=== Seitenauszug ===

# Verkauf von Android Apps



## Kr0e (26. Mrz 2012)

Hallo!

Ich war in den letzten 6 Tagen 2 mal im Gründerzentrum unserer Stadt 3 mal beim Finanz/Gewerbeamt.

Frage war immer die Selbe: Was muss ich beachten, wenn ich Apps über Google Play verkaufen will ?

Die Antwort war sehr unterschiedlich: 
- "Sie brauchen ein Gewerbe, am besten Einzelgewerbe!"
- "Sie brauchen kein Gewerbe, einfach bei der nächsten Steuererklärung als Nebengewinn eintragen"
- "Sie brauchen ein Gewerbe und zwar min. eine UG oder GmbH wegen Haftung bei Software" 

....

Irgendwann hatte ich das Bedürfnis diesen ****** einfahc mal ein paar gepfefferte Worte ins Gesicht zu klatschen.

Daraufhin war ich beim Anwalt, der hat mich nur über die jeweiligen Risiken informieren konnte mir aber uach niht sagen, was ich brauche bei Apps.

===

Gestellte Aufgabe A: Zeige jede der folgenden Zeilen vollständig, in der die Zeichenfolge "every" vorkommt. Groß- und Kleinschreibung sind dabei zu beachten.

=== Ausgewählte Zeilen ===

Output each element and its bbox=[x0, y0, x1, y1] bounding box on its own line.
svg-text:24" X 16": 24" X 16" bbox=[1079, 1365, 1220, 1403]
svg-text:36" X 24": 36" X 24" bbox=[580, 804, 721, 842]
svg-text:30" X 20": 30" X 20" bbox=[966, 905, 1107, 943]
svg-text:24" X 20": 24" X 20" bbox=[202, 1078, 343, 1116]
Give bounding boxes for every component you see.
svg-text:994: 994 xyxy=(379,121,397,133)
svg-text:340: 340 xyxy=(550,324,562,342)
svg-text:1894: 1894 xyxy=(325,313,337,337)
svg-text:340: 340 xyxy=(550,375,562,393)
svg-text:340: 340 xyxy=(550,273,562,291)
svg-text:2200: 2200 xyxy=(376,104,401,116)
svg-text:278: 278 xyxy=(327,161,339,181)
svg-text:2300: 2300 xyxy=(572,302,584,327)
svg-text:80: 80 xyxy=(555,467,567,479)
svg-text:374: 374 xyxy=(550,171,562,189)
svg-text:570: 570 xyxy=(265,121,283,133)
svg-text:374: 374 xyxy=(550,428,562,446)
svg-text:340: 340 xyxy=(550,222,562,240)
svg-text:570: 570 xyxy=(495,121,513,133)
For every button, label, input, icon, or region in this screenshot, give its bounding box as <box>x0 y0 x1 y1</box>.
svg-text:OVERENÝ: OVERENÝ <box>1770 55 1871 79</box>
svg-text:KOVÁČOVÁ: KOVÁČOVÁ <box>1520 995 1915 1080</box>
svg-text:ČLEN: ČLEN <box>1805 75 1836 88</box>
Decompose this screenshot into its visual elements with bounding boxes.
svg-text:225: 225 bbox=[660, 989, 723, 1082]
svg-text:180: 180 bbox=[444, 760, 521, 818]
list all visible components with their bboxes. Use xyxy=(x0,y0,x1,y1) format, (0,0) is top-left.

===

Gestellte Aufgabe B: Wie oft wurde laut dem Forumsbeitrag zum Verkauf von Android-Apps in den letzten 6 Tagen das Finanz- bzw. Gewerbeamt aufgesucht?

Vollständige Antwort A:
Give bounding boxes for every component you see.
For every button, label, input, icon, or region in this screenshot, give its bounding box as <box>x0 y0 x1 y1</box>.

Vollständige Antwort B: Das Finanz- bzw. Gewerbeamt wurde dreimal aufgesucht.